What is needed: Rewrite the material from its first line through the line containing "category-label-line: Другое: [508, 661, 587, 687]", switching "screenshot" to "image" and keeping everything else unchanged.

- - -

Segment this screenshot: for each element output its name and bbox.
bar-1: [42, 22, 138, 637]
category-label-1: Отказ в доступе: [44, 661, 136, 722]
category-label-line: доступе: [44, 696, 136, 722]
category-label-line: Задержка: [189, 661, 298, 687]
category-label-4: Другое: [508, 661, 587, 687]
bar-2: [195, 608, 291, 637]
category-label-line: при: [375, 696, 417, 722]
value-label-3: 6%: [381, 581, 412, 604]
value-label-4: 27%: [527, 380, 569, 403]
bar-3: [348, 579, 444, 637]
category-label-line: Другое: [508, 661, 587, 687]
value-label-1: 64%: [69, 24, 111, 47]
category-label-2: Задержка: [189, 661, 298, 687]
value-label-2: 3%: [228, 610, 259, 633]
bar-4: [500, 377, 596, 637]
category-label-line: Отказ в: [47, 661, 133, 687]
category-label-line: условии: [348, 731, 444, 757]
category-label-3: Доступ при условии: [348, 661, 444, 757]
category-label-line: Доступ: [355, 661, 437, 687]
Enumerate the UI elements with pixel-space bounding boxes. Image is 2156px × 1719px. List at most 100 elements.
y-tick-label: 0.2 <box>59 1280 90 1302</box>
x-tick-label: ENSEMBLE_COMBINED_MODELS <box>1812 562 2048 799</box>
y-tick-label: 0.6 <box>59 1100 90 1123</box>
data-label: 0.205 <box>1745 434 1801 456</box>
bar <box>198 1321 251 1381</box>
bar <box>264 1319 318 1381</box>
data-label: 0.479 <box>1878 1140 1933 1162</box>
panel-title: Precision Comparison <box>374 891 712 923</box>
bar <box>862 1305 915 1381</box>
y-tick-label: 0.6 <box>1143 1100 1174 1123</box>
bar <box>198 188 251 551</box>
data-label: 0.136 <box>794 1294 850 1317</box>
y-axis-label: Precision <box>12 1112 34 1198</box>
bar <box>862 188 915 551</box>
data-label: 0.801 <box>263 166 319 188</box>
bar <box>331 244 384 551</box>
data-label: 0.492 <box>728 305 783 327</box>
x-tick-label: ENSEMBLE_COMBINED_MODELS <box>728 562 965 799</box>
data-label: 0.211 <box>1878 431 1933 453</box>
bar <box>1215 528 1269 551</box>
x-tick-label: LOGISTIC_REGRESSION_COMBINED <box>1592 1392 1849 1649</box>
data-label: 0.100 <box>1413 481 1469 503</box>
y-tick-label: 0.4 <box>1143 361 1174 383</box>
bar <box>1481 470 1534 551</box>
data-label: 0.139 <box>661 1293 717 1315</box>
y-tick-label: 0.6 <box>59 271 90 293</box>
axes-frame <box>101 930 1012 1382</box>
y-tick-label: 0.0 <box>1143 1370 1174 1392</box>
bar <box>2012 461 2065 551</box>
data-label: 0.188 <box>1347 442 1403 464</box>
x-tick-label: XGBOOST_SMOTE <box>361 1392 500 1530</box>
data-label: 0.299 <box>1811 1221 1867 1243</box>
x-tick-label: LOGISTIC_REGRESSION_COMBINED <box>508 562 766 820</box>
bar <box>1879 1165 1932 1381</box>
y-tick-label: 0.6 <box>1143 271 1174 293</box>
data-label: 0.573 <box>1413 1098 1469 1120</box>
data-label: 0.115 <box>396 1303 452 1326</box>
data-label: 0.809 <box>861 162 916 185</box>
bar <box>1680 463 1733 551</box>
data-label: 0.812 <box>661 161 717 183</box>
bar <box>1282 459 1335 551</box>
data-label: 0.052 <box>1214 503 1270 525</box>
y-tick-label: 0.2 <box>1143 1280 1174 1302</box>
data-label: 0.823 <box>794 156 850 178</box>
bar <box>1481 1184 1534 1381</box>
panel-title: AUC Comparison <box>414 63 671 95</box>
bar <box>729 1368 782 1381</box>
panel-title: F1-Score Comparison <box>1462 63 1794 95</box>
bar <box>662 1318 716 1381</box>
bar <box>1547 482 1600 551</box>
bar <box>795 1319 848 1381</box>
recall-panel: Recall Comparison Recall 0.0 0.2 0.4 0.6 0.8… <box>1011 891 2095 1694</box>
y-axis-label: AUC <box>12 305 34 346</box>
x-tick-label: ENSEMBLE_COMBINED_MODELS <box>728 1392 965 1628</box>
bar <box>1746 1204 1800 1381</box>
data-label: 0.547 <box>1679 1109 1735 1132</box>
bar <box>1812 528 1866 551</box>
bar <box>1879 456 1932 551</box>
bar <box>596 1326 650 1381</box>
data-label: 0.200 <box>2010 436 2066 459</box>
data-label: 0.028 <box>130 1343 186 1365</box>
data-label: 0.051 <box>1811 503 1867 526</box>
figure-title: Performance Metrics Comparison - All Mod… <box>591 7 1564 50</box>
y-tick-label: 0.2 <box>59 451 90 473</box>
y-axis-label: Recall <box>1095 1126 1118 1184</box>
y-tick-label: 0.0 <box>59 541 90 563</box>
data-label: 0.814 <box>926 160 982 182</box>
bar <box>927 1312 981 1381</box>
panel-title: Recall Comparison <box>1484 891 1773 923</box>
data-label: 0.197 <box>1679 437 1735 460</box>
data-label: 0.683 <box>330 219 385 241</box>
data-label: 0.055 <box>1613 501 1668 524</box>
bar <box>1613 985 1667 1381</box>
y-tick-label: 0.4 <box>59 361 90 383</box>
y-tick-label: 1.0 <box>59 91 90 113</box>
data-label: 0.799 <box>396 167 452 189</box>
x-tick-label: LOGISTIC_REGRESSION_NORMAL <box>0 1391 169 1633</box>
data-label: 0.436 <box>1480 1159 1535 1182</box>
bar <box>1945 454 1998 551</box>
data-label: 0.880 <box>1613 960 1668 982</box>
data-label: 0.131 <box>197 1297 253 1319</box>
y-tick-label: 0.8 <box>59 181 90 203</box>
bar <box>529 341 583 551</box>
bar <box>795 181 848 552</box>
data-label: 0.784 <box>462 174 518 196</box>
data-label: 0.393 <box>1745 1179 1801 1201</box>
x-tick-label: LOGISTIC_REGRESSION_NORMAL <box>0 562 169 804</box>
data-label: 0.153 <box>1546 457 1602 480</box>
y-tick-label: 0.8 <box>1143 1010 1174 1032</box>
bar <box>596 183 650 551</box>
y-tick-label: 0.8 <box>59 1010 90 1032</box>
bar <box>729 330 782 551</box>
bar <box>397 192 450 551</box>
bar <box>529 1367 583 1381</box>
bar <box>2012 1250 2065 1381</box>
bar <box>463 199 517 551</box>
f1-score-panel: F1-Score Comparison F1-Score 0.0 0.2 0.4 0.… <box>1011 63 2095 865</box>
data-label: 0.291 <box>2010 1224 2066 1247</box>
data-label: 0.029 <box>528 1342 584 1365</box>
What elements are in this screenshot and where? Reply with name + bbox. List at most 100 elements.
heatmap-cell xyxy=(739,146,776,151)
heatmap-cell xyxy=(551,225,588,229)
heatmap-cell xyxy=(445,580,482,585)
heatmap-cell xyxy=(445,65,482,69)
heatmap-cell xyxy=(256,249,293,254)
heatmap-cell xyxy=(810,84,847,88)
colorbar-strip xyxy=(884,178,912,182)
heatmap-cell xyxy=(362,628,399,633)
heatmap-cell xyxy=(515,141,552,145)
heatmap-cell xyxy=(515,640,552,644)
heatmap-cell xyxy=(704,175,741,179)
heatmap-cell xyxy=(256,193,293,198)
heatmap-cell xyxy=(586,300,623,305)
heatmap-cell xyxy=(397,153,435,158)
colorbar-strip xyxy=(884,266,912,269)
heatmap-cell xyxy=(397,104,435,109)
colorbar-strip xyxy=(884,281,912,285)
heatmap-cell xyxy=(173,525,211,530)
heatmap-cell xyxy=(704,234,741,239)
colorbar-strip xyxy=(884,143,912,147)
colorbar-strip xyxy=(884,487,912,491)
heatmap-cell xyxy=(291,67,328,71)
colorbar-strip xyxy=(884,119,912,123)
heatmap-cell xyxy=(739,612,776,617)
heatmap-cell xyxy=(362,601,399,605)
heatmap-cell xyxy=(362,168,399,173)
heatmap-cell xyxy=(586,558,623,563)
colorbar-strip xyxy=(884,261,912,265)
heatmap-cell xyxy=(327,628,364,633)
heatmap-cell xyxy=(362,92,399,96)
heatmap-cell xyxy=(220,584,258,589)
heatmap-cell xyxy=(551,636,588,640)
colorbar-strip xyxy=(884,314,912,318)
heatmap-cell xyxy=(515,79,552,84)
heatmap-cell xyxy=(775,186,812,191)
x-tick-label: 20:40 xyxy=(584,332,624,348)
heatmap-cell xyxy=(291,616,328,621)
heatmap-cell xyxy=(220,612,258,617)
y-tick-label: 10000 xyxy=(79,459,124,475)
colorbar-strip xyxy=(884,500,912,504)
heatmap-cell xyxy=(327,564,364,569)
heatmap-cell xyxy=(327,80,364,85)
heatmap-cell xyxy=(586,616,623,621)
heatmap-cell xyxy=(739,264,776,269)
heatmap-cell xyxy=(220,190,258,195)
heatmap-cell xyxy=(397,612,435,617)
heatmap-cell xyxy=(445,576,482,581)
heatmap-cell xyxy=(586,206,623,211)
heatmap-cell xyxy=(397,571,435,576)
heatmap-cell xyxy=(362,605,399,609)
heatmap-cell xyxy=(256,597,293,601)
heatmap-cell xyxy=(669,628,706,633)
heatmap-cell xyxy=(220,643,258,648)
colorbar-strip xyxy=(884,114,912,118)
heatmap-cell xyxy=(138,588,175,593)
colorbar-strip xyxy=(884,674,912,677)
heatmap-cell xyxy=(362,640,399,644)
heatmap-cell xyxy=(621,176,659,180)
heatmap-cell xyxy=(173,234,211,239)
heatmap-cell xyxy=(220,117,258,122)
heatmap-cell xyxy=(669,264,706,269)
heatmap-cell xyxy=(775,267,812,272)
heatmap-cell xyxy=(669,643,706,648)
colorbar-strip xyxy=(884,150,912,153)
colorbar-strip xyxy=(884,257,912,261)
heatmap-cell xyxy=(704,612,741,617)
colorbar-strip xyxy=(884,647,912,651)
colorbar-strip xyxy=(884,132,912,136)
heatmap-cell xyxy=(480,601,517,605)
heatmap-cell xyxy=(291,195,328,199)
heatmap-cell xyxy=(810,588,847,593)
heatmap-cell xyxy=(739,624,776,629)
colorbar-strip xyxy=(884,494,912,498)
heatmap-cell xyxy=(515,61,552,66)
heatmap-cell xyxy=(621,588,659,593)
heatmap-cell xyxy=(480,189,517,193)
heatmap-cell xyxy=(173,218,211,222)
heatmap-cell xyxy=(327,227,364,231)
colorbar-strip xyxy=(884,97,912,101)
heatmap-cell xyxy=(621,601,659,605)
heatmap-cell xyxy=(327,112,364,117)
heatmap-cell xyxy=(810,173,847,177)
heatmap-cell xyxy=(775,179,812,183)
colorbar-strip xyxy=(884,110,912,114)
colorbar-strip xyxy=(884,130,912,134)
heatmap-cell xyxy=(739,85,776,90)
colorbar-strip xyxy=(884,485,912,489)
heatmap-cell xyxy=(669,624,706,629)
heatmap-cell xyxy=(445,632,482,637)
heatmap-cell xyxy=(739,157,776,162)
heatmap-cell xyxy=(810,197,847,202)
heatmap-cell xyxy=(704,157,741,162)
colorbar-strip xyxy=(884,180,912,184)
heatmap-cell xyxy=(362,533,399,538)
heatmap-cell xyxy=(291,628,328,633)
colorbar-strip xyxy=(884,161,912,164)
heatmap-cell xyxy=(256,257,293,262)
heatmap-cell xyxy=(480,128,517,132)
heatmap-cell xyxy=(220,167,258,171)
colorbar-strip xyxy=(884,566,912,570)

- - -

Problem solution:
Segment this image: for each element output its name and bbox.
bar-1: [42, 22, 138, 637]
category-label-1: Отказ в доступе: [44, 661, 136, 722]
category-label-line: доступе: [44, 696, 136, 722]
category-label-line: Задержка: [189, 661, 298, 687]
category-label-4: Другое: [508, 661, 587, 687]
bar-2: [195, 608, 291, 637]
category-label-line: при: [375, 696, 417, 722]
value-label-3: 6%: [381, 581, 412, 604]
value-label-4: 27%: [527, 380, 569, 403]
bar-3: [348, 579, 444, 637]
category-label-line: Другое: [508, 661, 587, 687]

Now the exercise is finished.